Foreign Currency Risk
We recently began operations in Colombia and are involved in transactions denominated in currencies other than the U.S. dollar, which exposes us to foreign exchange rate risk. A hypothetical 10% increase or decrease in the value of the Colombian peso relative to the U.S. dollar as of September 30, 2007 would result in a corresponding increase or decrease of approximately $54,000 for the six month periods ending September 30, 2007.
We do not currently use derivative financial instruments to hedge against interest rate risk or foreign currency risk.
ITEM 4. | CONTROLS AND PROCEDURES |
In accordance with Exchange Act Rules 13a-15 and 15d-15, we carried out an evaluation, under the supervision and with the participation of management, including our Chief Executive Officer and Chief Financial Officer, of the effectiveness of our disclosure controls and procedures as of the end of the period covered by this report. Based on that evaluation, our Chief Executive Officer and Chief Financial Officer concluded that our disclosure controls and procedures were effective as of September 30, 2007 to provide reasonable assurance that information required to be disclosed in our reports filed or submitted under the Exchange Act is recorded, processed, summarized and reported within the time periods specified in the Securities and Exchange Commissions rules and forms and that such information is accumulated and communicated to our management, including our Chief Executive Officer and Chief Financial Officer, as appropriate, to allow timely decisions regarding required disclosure.
There has been no change in our internal control over financial reporting that occurred during the three months ended September 30, 2007 that has materially affected, or is reasonably likely to materially affect, our internal control over financial reporting.
PART II. OTHER INFORMATION
ITEM 1. | LEGAL PROCEEDINGS |
We are involved in litigation arising in the ordinary course of our business. Although the amount of any liability that could arise with respect to these actions cannot be accurately predicted, in managements opinion, any such liability will not have a material adverse effect on our business, financial condition or operating results.
ITEM 1A. | RISK FACTORS |
While we attempt to identify, manage and mitigate risks and uncertainties associated with our business to the extent practical under the circumstances, some level of risk and uncertainty will always be present. Part I, Item 1A of our Annual Report on Form 10-K for the fiscal year ended March 31, 2007 describes some of the risks and uncertainties associated with our business that have the potential to materially affect our business, financial condition or results of operations. The risk factors presented below update, and should be considered in addition to, the risk factors previously disclosed by us in such Annual Report on Form 10-K. Additional risks and uncertainties not presently known to us or that we currently believe are immaterial also may negatively impact our business, financial condition or operating results.
As we expand into international markets, our international operations will be subject to political, economic and other uncertainties not encountered in our domestic operations.

**DATASET**
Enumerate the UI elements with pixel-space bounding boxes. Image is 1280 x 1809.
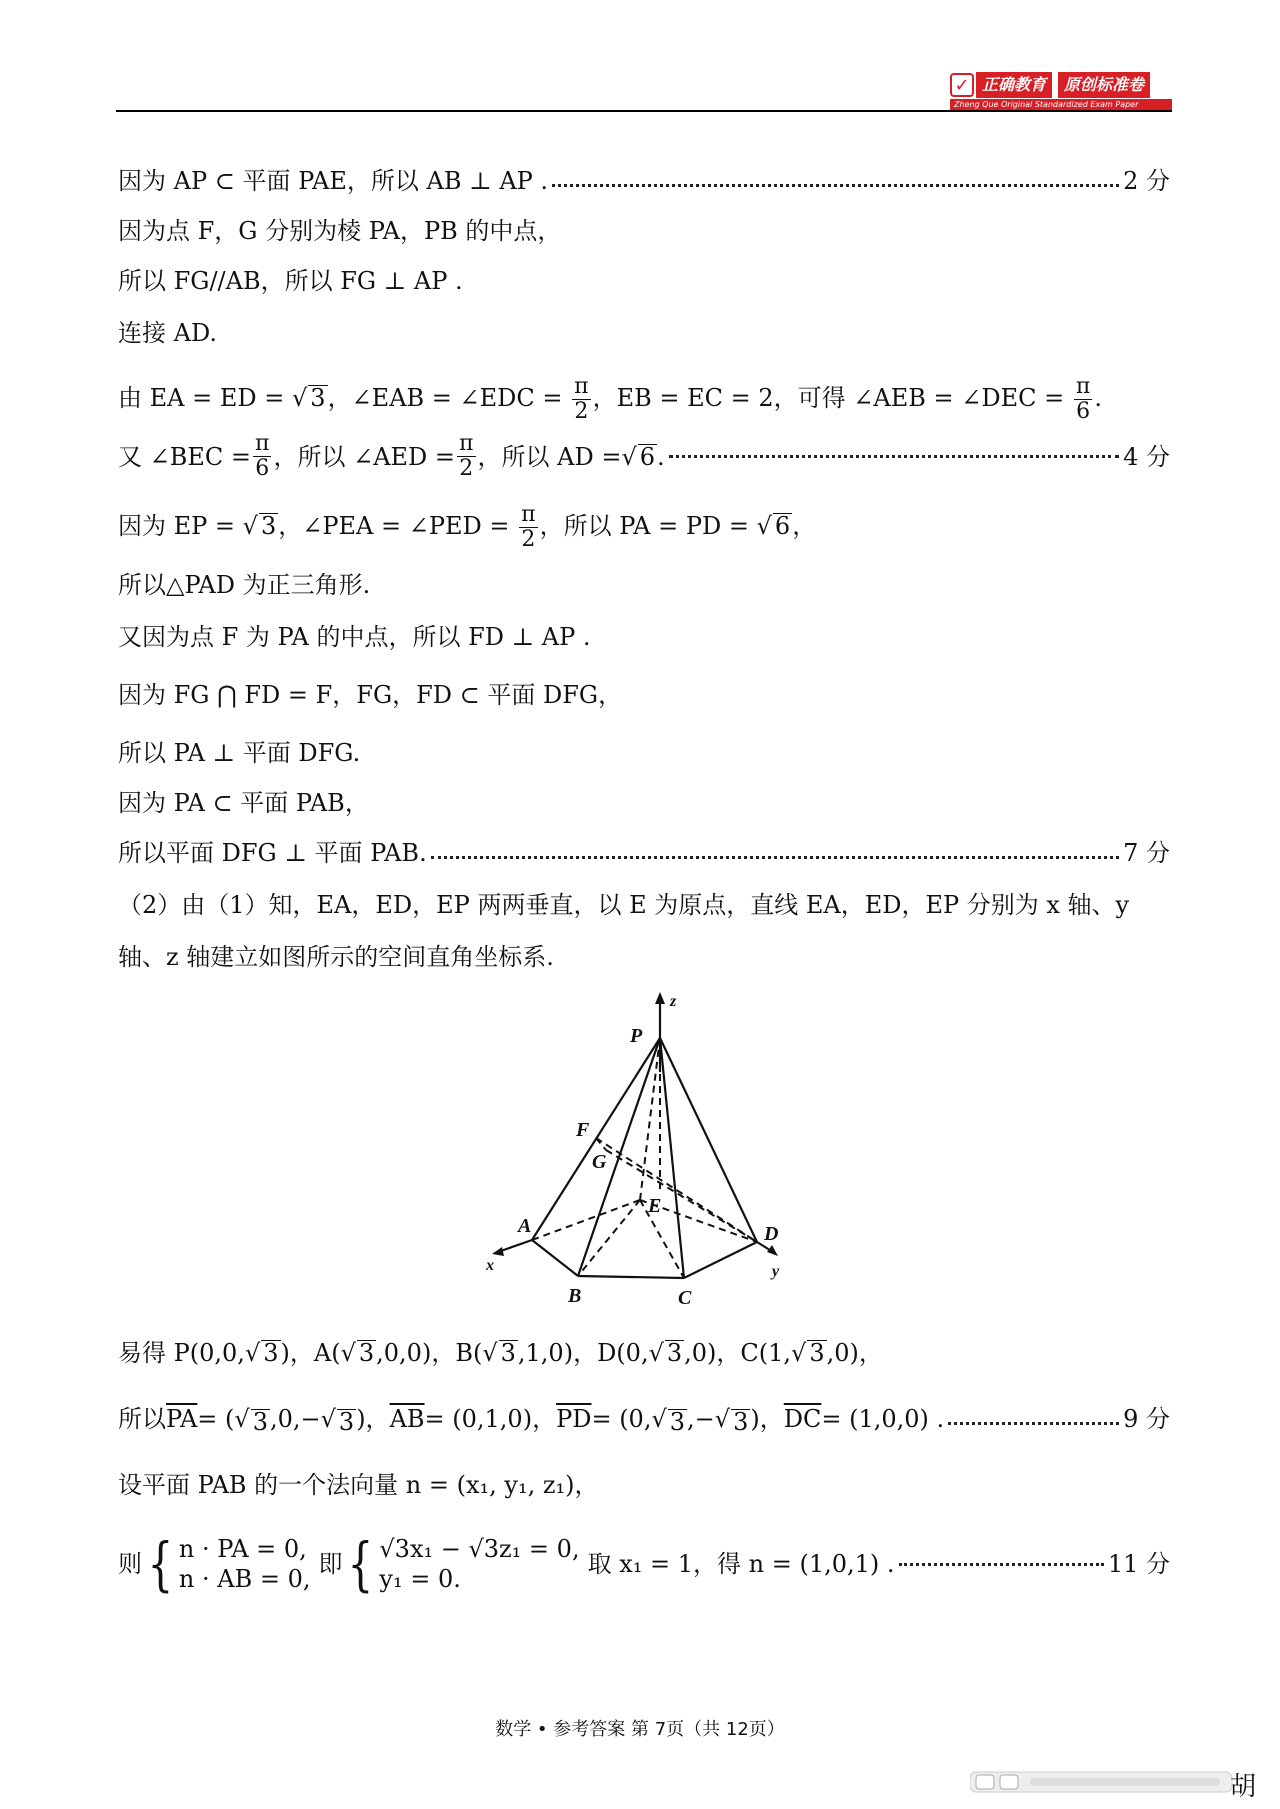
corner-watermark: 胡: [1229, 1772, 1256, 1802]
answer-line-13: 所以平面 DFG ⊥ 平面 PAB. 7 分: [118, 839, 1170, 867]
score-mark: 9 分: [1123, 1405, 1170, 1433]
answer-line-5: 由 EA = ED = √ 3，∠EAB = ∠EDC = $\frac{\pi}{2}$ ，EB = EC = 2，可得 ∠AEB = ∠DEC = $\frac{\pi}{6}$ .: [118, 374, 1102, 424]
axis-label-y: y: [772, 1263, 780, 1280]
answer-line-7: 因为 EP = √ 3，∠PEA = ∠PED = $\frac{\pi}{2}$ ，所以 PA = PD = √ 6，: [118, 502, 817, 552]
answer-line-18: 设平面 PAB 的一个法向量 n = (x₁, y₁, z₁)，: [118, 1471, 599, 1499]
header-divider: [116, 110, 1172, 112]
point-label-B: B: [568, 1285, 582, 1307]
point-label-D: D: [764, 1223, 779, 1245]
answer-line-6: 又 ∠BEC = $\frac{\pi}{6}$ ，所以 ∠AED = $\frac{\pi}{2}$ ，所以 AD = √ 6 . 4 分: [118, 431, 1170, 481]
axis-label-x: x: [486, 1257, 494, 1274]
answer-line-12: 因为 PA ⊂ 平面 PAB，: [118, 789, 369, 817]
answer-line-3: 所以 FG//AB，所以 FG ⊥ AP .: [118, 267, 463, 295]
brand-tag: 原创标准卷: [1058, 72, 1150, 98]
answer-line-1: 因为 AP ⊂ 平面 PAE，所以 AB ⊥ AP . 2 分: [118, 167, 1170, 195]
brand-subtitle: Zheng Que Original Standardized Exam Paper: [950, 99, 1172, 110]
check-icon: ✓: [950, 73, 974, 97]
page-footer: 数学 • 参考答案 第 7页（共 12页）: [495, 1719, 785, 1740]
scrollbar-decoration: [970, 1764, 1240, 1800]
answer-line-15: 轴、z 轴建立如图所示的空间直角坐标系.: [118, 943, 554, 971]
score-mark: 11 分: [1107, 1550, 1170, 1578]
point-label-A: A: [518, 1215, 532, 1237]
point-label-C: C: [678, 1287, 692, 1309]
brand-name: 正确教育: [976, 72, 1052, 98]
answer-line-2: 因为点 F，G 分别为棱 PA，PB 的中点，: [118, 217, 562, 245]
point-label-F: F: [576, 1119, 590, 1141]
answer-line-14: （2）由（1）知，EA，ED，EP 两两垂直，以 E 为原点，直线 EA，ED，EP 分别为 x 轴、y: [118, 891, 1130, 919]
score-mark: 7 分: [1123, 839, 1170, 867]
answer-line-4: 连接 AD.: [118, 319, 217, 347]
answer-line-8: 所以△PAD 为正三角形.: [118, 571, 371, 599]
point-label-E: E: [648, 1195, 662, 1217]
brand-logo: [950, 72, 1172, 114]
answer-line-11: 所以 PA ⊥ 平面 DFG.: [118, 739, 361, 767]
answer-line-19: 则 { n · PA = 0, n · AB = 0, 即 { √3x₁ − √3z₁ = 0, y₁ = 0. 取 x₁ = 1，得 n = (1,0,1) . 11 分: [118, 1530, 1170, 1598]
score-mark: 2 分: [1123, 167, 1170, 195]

**COMPLETE THE FOLLOWING**
1. Using the quarterly filing excerpt, decide whether each statement agrees with it: (a) the company hedges its foreign currency risk with derivative financial instruments; (b) the Chief Executive Officer and Chief Financial Officer found the disclosure controls and procedures effective as of September 30, 2007; (c) management expects liability from its ordinary-course litigation to materially harm the business. Answer yes or no for each and quote the deciding words.
2. Write the next part of the quarterly filing excerpt, picking up after its final sentence about international operations.
The material can be set aside; only the quarterly filing excerpt matters here.

**ANSWER LIST**
1.
(a) No: "We do not currently use derivative financial instruments to hedge against interest rate risk or foreign currency risk."
(b) Yes: "concluded that our disclosure controls and procedures were effective as of September 30, 2007"
(c) No: "any such liability will not have a material adverse effect on our business, financial condition or operating results."

2.
As we continue to implement our strategy of expanding into areas outside the United States, our international operations will be subject to political, economic and other uncertainties not generally encountered in our U.S. operations. These will include, among potential others:
| risks of war, terrorism and civil unrest; |
23
| expropriation, confiscation or nationalization of our assets; |
| renegotiation or nullification of contracts; |
| foreign taxation; |
| the inability to repatriate earnings or capital, due to laws limiting the right and ability of foreign subsidiaries to pay dividends and remit earnings to affiliated companies; |
| changing political conditions and changing laws and policies affecting trade and investment; |
| regional economic downturns; |
| the overlap of different tax structures; and |
| the risks associated with the assertion of foreign sovereignty over areas in which our operations are conducted. |
Our international operations may also face the additional risks of fluctuating currency values, hard currency shortages and controls of foreign currency exchange. Additionally, in some jurisdictions, we may be subject to foreign governmental regulations favoring or requiring the awarding of contracts to local contractors or requiring foreign contractors to employ citizens of, or purchase supplies from, a particular jurisdiction. These regulations could adversely affect our ability to compete.
ITEM 4. | SUBMISSIONS OF MATTERS TO A VOTE OF SECURITY HOLDERS |
The following matters were voted upon at our 2007 Annual Meeting of Shareholders held on August 3, 2007, and received the votes set forth below:
1. | A proposal to elect C. Robert Bunch as our single Class III director was approved, with 38,599,489 votes FOR and 5,532,164 votes WITHHELD for C. Robert Bunch. Wm. Stacy Locke, C. John Thompson, Michael F. Harness, and Dean A. Burkhardt continued as directors pursuant to their prior election. |
2. | A proposal to approve the Pioneer Drilling Company 2007 Incentive Plan (the 2007 Plan) was approved, with 27,178,127 votes FOR, 5,788,710 votes AGAINST, 104,169 ABSTENTIONS, and 11,060.647 BROKER NON-VOTES for the 2007 Plan. |
3. | A proposal to ratify the appointment of KPMG LLP as our independent auditors for our fiscal year ending March 31, 2008 was approved, with 43,441,224 votes FOR, 609,812 votes AGAINST, 80,617 ABSTENTIONS for KPMG LLP. There were no broker non-votes on this matter. |
ITEM 5. | OTHER INFORMATION |
On May 14, 2007, the Compensation Committee (the Compensation Committee) of the Board of Directors of Pioneer Drilling Company (the Company) approved increases, effective as of April 1, 2007, to the annual base salaries of certain of the Companys executive officers and other key employees (collectively, the Named Officers).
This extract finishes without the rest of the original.